Saved entries
* * * * *

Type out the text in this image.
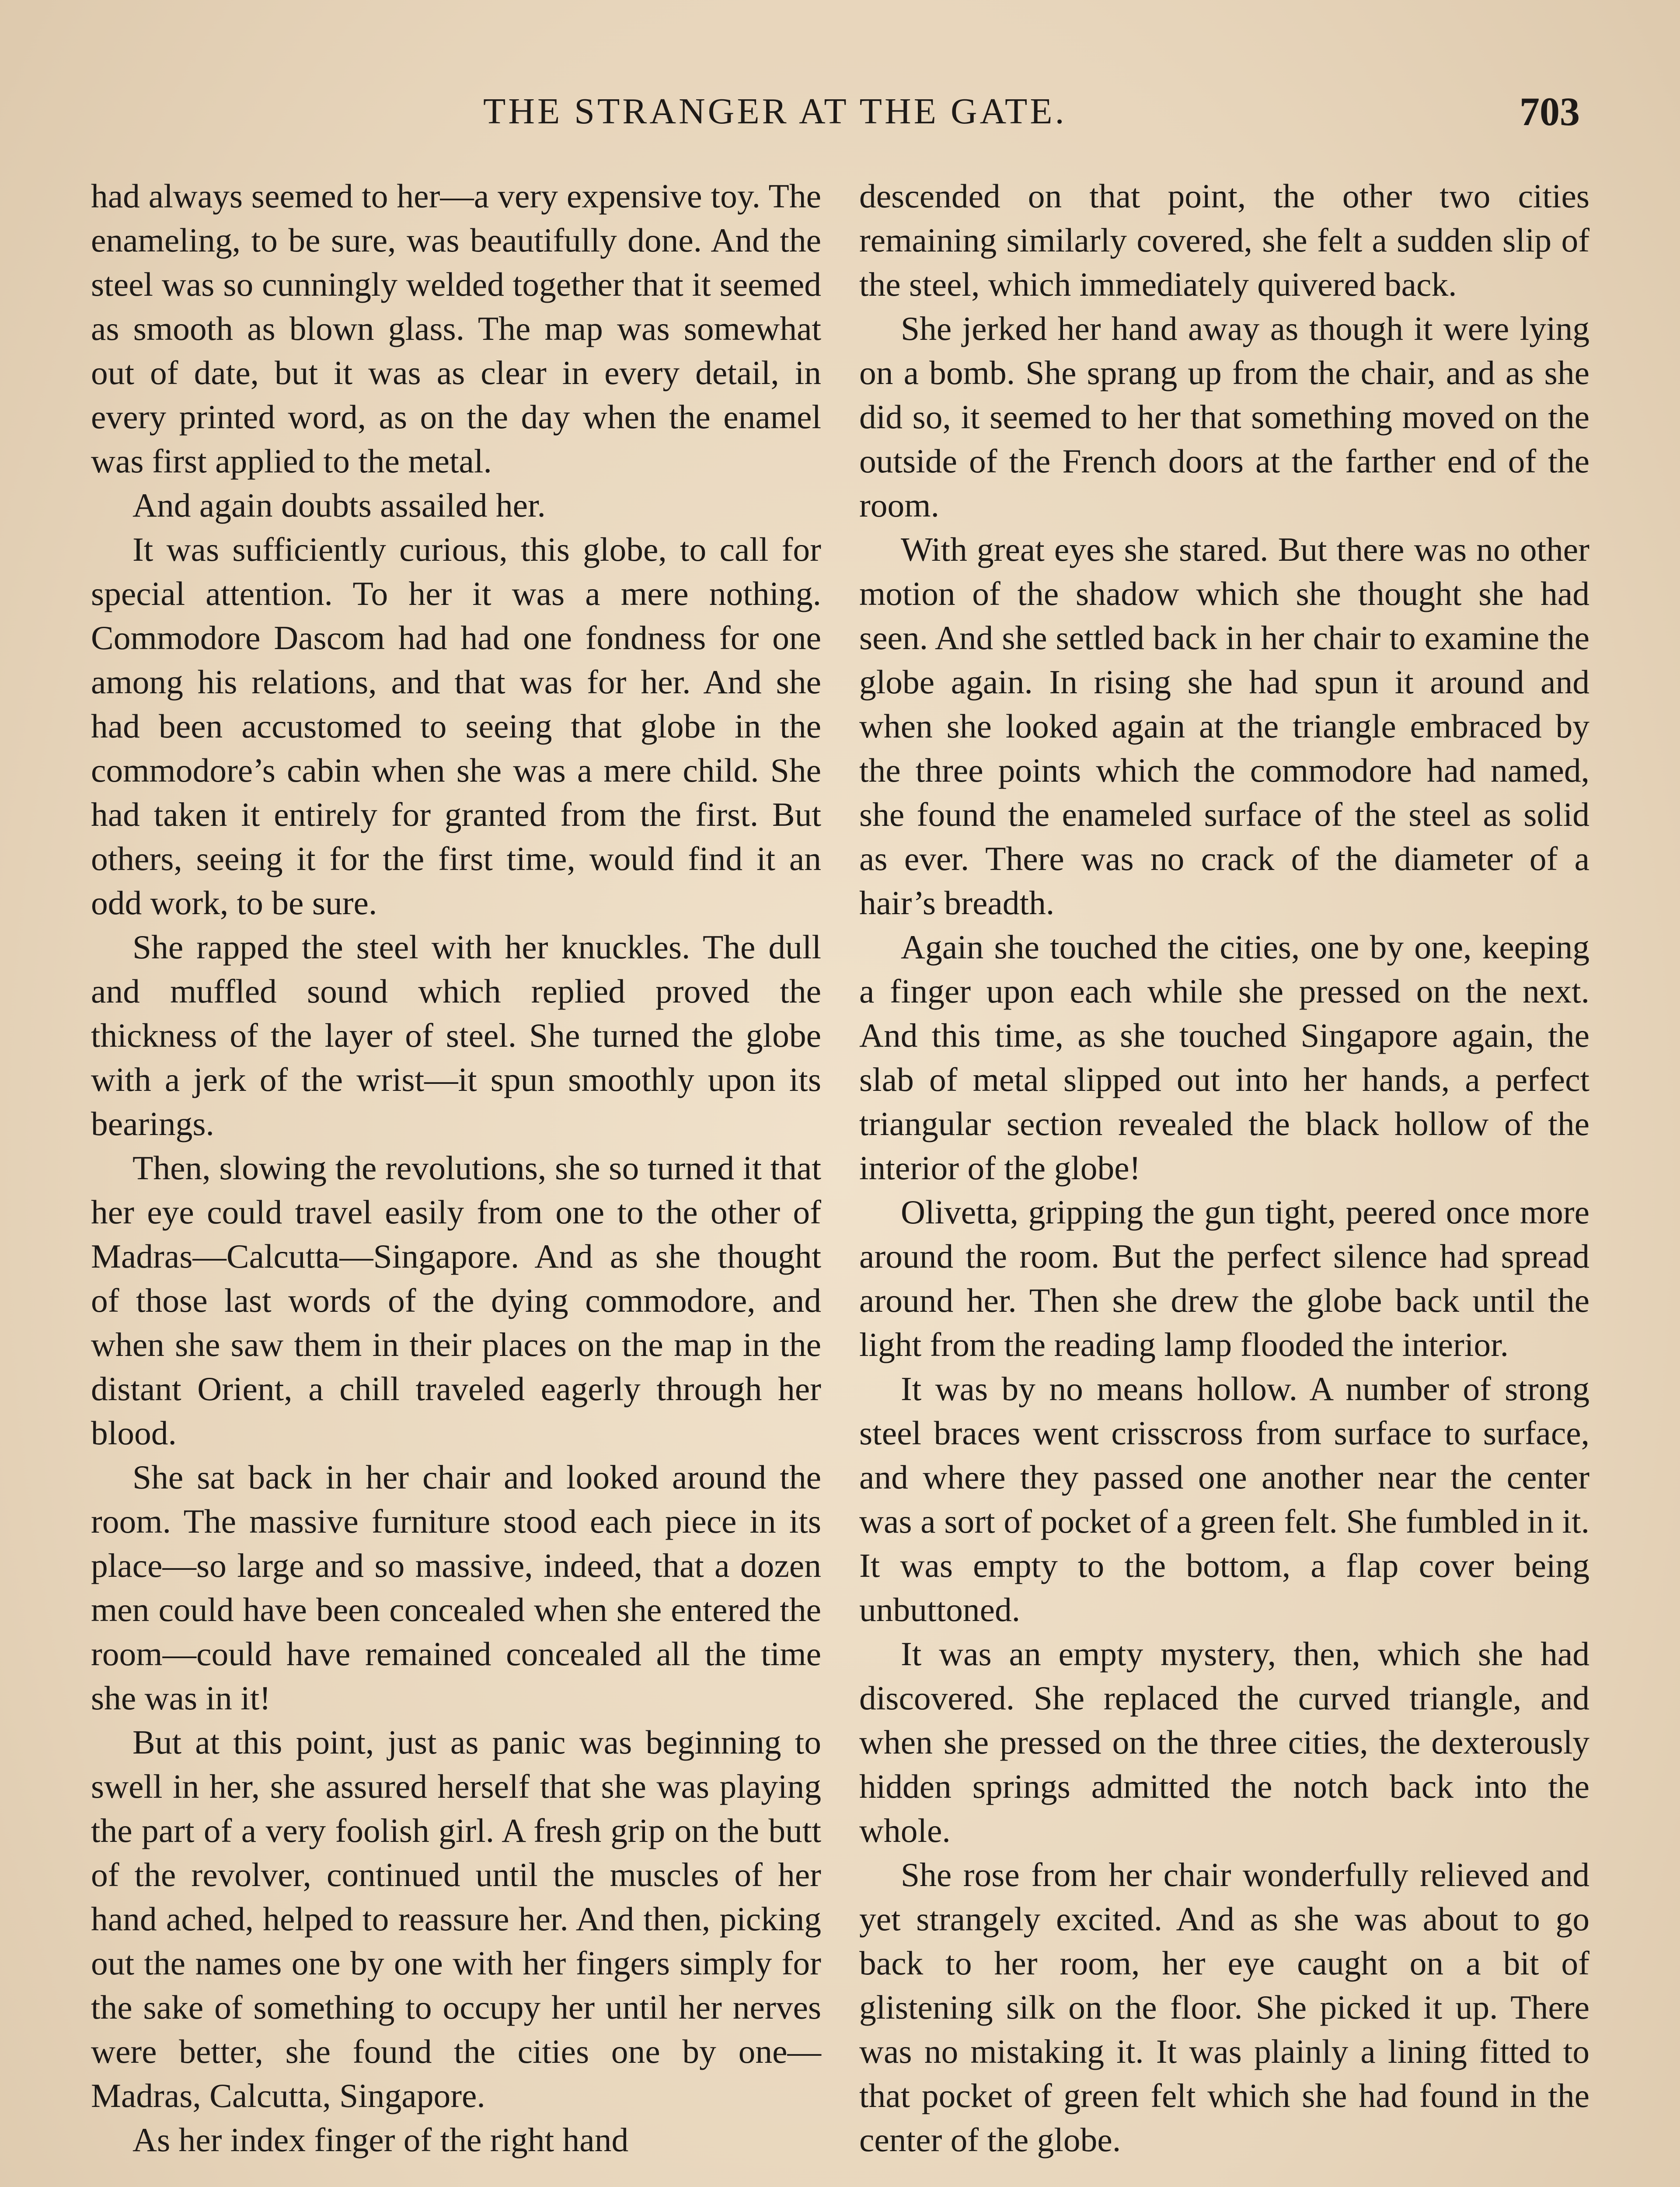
THE STRANGER AT THE GATE.	703

had always seemed to her—a very expensive toy. The enameling, to be sure, was beautifully done. And the steel was so cunningly welded together that it seemed as smooth as blown glass. The map was somewhat out of date, but it was as clear in every detail, in every printed word, as on the day when the enamel was first applied to the metal.

And again doubts assailed her.

It was sufficiently curious, this globe, to call for special attention. To her it was a mere nothing. Commodore Dascom had had one fondness for one among his relations, and that was for her. And she had been accustomed to seeing that globe in the commodore’s cabin when she was a mere child. She had taken it entirely for granted from the first. But others, seeing it for the first time, would find it an odd work, to be sure.

She rapped the steel with her knuckles. The dull and muffled sound which replied proved the thickness of the layer of steel. She turned the globe with a jerk of the wrist—it spun smoothly upon its bearings.

Then, slowing the revolutions, she so turned it that her eye could travel easily from one to the other of Madras—Calcutta—Singapore. And as she thought of those last words of the dying commodore, and when she saw them in their places on the map in the distant Orient, a chill traveled eagerly through her blood.

She sat back in her chair and looked around the room. The massive furniture stood each piece in its place—so large and so massive, indeed, that a dozen men could have been concealed when she entered the room—could have remained concealed all the time she was in it!

But at this point, just as panic was beginning to swell in her, she assured herself that she was playing the part of a very foolish girl. A fresh grip on the butt of the revolver, continued until the muscles of her hand ached, helped to reassure her. And then, picking out the names one by one with her fingers simply for the sake of something to occupy her until her nerves were better, she found the cities one by one—Madras, Calcutta, Singapore.

As her index finger of the right hand

descended on that point, the other two cities remaining similarly covered, she felt a sudden slip of the steel, which immediately quivered back.

She jerked her hand away as though it were lying on a bomb. She sprang up from the chair, and as she did so, it seemed to her that something moved on the outside of the French doors at the farther end of the room.

With great eyes she stared. But there was no other motion of the shadow which she thought she had seen. And she settled back in her chair to examine the globe again. In rising she had spun it around and when she looked again at the triangle embraced by the three points which the commodore had named, she found the enameled surface of the steel as solid as ever. There was no crack of the diameter of a hair’s breadth.

Again she touched the cities, one by one, keeping a finger upon each while she pressed on the next. And this time, as she touched Singapore again, the slab of metal slipped out into her hands, a perfect triangular section revealed the black hollow of the interior of the globe!

Olivetta, gripping the gun tight, peered once more around the room. But the perfect silence had spread around her. Then she drew the globe back until the light from the reading lamp flooded the interior.

It was by no means hollow. A number of strong steel braces went crisscross from surface to surface, and where they passed one another near the center was a sort of pocket of a green felt. She fumbled in it. It was empty to the bottom, a flap cover being unbuttoned.

It was an empty mystery, then, which she had discovered. She replaced the curved triangle, and when she pressed on the three cities, the dexterously hidden springs admitted the notch back into the whole.

She rose from her chair wonderfully relieved and yet strangely excited. And as she was about to go back to her room, her eye caught on a bit of glistening silk on the floor. She picked it up. There was no mistaking it. It was plainly a lining fitted to that pocket of green felt which she had found in the center of the globe.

* * * * *

_STATED EXERCISE:_
Give every line of the material that includes the string "been".

_TASK RESPONSE:_
It was sufficiently curious, this globe, to call for special attention. To her it was a mere nothing. Commodore Dascom had had one fondness for one among his relations, and that was for her. And she had been accustomed to seeing that globe in the commodore’s cabin when she was a mere child. She had taken it entirely for granted from the first. But others, seeing it for the first time, would find it an odd work, to be sure.
She sat back in her chair and looked around the room. The massive furniture stood each piece in its place—so large and so massive, indeed, that a dozen men could have been concealed when she entered the room—could have remained concealed all the time she was in it!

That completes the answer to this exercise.